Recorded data
++++++++++

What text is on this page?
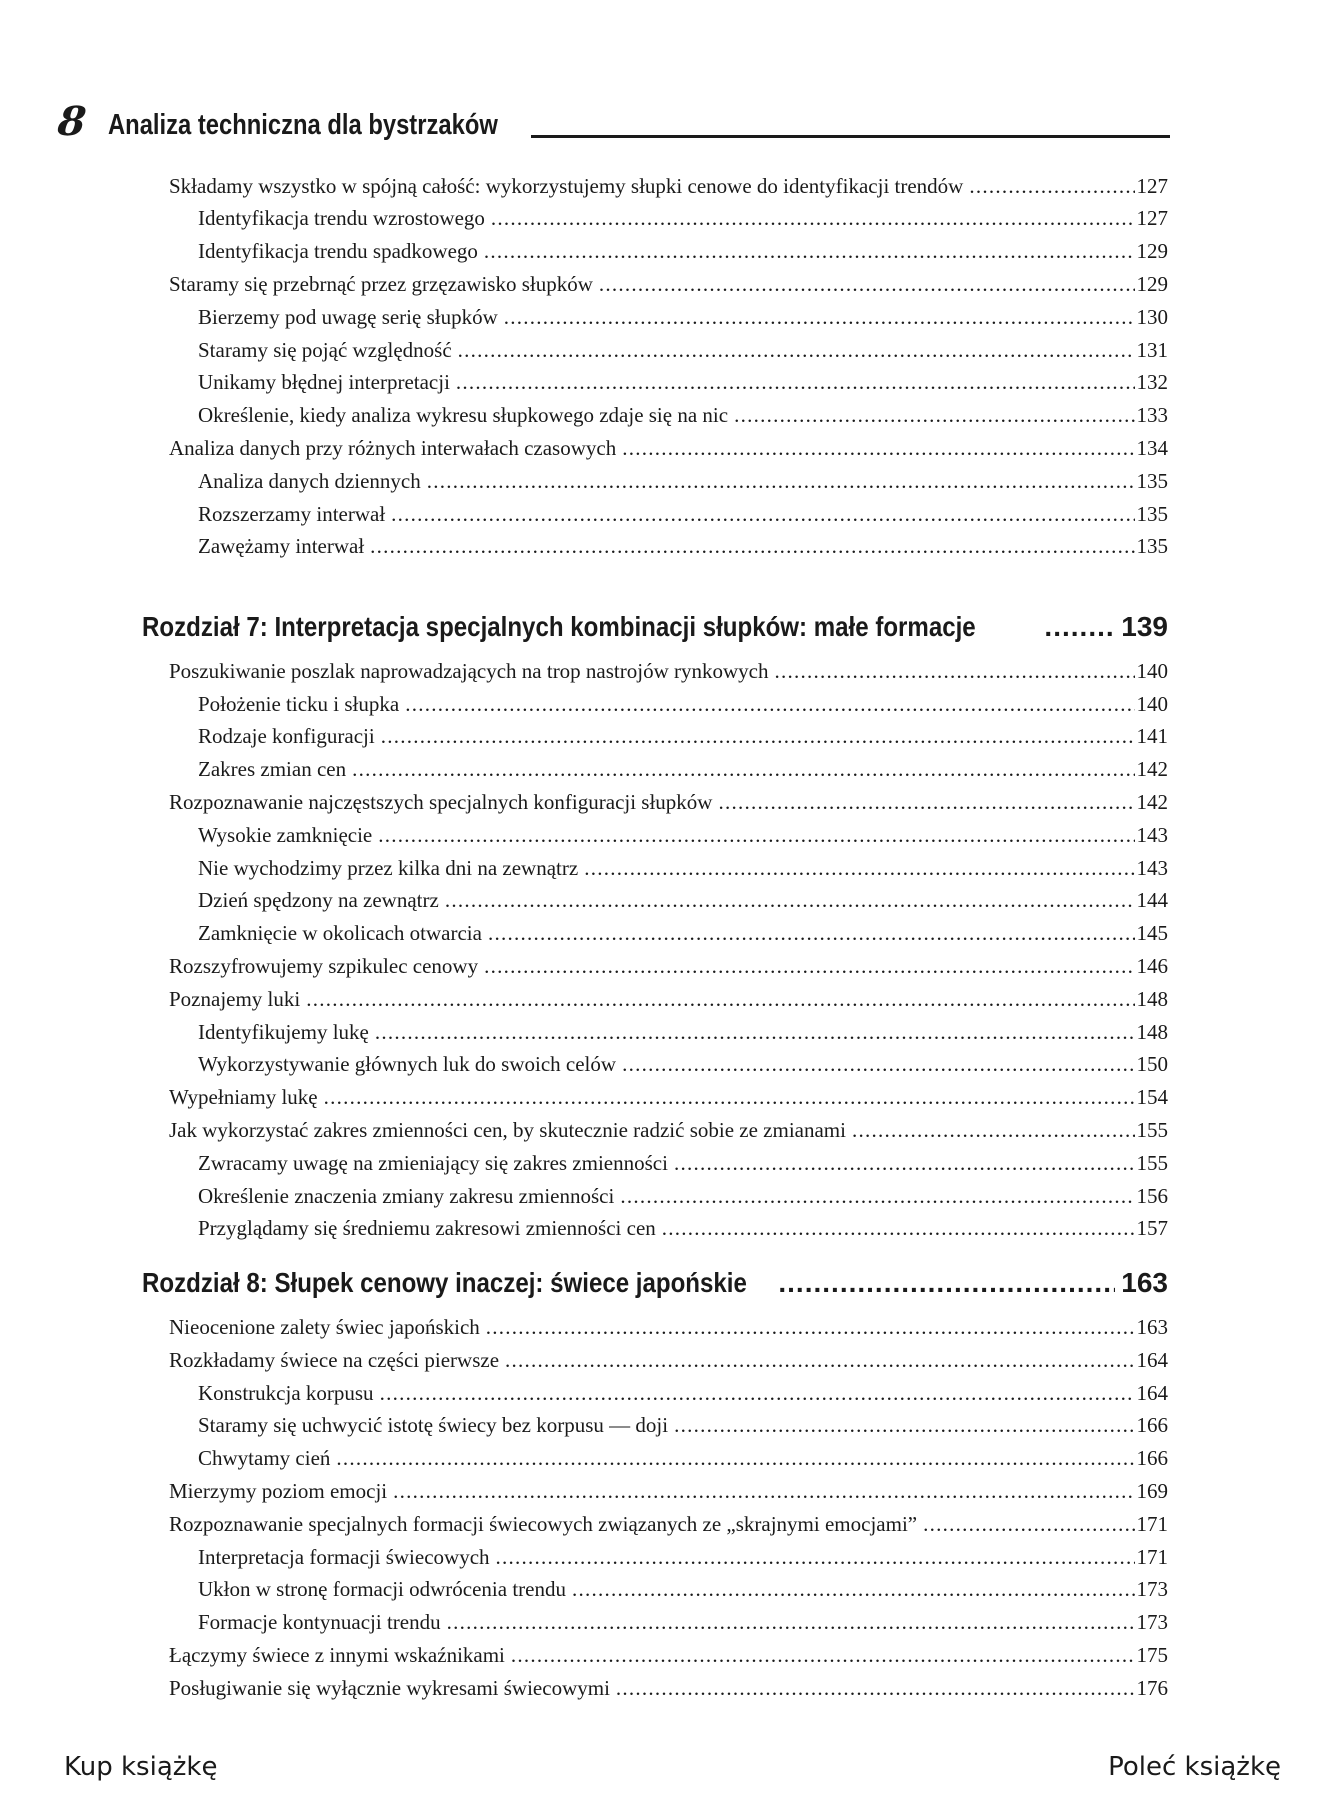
8 Analiza techniczna dla bystrzaków
Składamy wszystko w spójną całość: wykorzystujemy słupki cenowe do identyfikacji trendów . . .	127
Identyfikacja trendu wzrostowego . . .	127
Identyfikacja trendu spadkowego . . .	129
Staramy się przebrnąć przez grzęzawisko słupków . . .	129
Bierzemy pod uwagę serię słupków . . .	130
Staramy się pojąć względność . . .	131
Unikamy błędnej interpretacji . . .	132
Określenie, kiedy analiza wykresu słupkowego zdaje się na nic . . .	133
Analiza danych przy różnych interwałach czasowych . . .	134
Analiza danych dziennych . . .	135
Rozszerzamy interwał . . .	135
Zawężamy interwał . . .	135
Rozdział 7: Interpretacja specjalnych kombinacji słupków: małe formacje .....	139
Poszukiwanie poszlak naprowadzających na trop nastrojów rynkowych . . .	140
Położenie ticku i słupka . . .	140
Rodzaje konfiguracji . . .	141
Zakres zmian cen . . .	142
Rozpoznawanie najczęstszych specjalnych konfiguracji słupków . . .	142
Wysokie zamknięcie . . .	143
Nie wychodzimy przez kilka dni na zewnątrz . . .	143
Dzień spędzony na zewnątrz . . .	144
Zamknięcie w okolicach otwarcia . . .	145
Rozszyfrowujemy szpikulec cenowy . . .	146
Poznajemy luki . . .	148
Identyfikujemy lukę . . .	148
Wykorzystywanie głównych luk do swoich celów . . .	150
Wypełniamy lukę . . .	154
Jak wykorzystać zakres zmienności cen, by skutecznie radzić sobie ze zmianami . . .	155
Zwracamy uwagę na zmieniający się zakres zmienności . . .	155
Określenie znaczenia zmiany zakresu zmienności . . .	156
Przyglądamy się średniemu zakresowi zmienności cen . . .	157
Rozdział 8: Słupek cenowy inaczej: świece japońskie .....	163
Nieocenione zalety świec japońskich . . .	163
Rozkładamy świece na części pierwsze . . .	164
Konstrukcja korpusu . . .	164
Staramy się uchwycić istotę świecy bez korpusu — doji . . .	166
Chwytamy cień . . .	166
Mierzymy poziom emocji . . .	169
Rozpoznawanie specjalnych formacji świecowych związanych ze „skrajnymi emocjami” . . .	171
Interpretacja formacji świecowych . . .	171
Ukłon w stronę formacji odwrócenia trendu . . .	173
Formacje kontynuacji trendu . . .	173
Łączymy świece z innymi wskaźnikami . . .	175
Posługiwanie się wyłącznie wykresami świecowymi . . .	176
Kup książkę	Poleć książkę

++++++++++

Find the number of lines in which the word "Interpretacja" occurs, and write nothing but that number.

2